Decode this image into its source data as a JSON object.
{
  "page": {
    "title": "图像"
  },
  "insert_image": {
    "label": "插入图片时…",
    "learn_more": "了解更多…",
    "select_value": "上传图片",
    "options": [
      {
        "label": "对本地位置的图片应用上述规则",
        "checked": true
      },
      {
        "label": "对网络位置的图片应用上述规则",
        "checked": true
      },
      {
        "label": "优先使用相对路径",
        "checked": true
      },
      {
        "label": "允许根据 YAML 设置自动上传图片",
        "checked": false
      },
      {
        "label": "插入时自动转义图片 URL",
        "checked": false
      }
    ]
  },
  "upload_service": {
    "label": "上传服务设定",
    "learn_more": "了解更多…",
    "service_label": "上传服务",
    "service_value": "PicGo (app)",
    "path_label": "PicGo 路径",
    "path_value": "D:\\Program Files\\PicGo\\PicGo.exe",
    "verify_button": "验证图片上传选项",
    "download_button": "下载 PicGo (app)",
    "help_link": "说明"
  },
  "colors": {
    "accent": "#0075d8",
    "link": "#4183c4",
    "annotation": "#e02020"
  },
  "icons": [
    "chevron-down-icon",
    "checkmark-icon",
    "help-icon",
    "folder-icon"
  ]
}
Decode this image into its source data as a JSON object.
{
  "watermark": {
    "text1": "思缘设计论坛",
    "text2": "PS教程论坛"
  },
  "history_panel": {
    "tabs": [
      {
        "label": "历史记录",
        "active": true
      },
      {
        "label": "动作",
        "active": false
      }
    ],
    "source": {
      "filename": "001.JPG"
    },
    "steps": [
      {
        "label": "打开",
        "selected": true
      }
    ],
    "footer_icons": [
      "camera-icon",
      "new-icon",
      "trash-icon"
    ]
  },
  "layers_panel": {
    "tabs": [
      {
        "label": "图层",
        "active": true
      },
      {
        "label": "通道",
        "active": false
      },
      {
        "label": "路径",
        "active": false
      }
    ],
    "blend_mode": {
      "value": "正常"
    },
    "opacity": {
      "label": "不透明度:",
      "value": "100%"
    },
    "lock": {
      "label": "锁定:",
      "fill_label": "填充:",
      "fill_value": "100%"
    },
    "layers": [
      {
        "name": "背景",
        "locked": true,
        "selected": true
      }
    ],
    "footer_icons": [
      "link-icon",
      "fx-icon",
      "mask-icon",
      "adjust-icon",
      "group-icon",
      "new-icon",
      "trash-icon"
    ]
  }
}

* What the task asks *
Reproduce the full set of records precisely.

* Reply *
Decode this image into its source data as a JSON object.
{
  "page": {
    "title": "图像"
  },
  "insert_image": {
    "label": "插入图片时…",
    "learn_more": "了解更多…",
    "select_value": "上传图片",
    "options": [
      {
        "label": "对本地位置的图片应用上述规则",
        "checked": true
      },
      {
        "label": "对网络位置的图片应用上述规则",
        "checked": true
      },
      {
        "label": "优先使用相对路径",
        "checked": true
      },
      {
        "label": "允许根据 YAML 设置自动上传图片",
        "checked": false
      },
      {
        "label": "插入时自动转义图片 URL",
        "checked": false
      }
    ]
  },
  "upload_service": {
    "label": "上传服务设定",
    "learn_more": "了解更多…",
    "service_label": "上传服务",
    "service_value": "PicGo (app)",
    "path_label": "PicGo 路径",
    "path_value": "D:\\Program Files\\PicGo\\PicGo.exe",
    "verify_button": "验证图片上传选项",
    "download_button": "下载 PicGo (app)",
    "help_link": "说明"
  },
  "colors": {
    "accent": "#0075d8",
    "link": "#4183c4",
    "annotation": "#e02020"
  },
  "icons": [
    "chevron-down-icon",
    "checkmark-icon",
    "help-icon",
    "folder-icon"
  ]
}
Decode this image into its source data as a JSON object.
{
  "watermark": {
    "text1": "思缘设计论坛",
    "text2": "PS教程论坛"
  },
  "history_panel": {
    "tabs": [
      {
        "label": "历史记录",
        "active": true
      },
      {
        "label": "动作",
        "active": false
      }
    ],
    "source": {
      "filename": "001.JPG"
    },
    "steps": [
      {
        "label": "打开",
        "selected": true
      }
    ],
    "footer_icons": [
      "camera-icon",
      "new-icon",
      "trash-icon"
    ]
  },
  "layers_panel": {
    "tabs": [
      {
        "label": "图层",
        "active": true
      },
      {
        "label": "通道",
        "active": false
      },
      {
        "label": "路径",
        "active": false
      }
    ],
    "blend_mode": {
      "value": "正常"
    },
    "opacity": {
      "label": "不透明度:",
      "value": "100%"
    },
    "lock": {
      "label": "锁定:",
      "fill_label": "填充:",
      "fill_value": "100%"
    },
    "layers": [
      {
        "name": "背景",
        "locked": true,
        "selected": true
      }
    ],
    "footer_icons": [
      "link-icon",
      "fx-icon",
      "mask-icon",
      "adjust-icon",
      "group-icon",
      "new-icon",
      "trash-icon"
    ]
  }
}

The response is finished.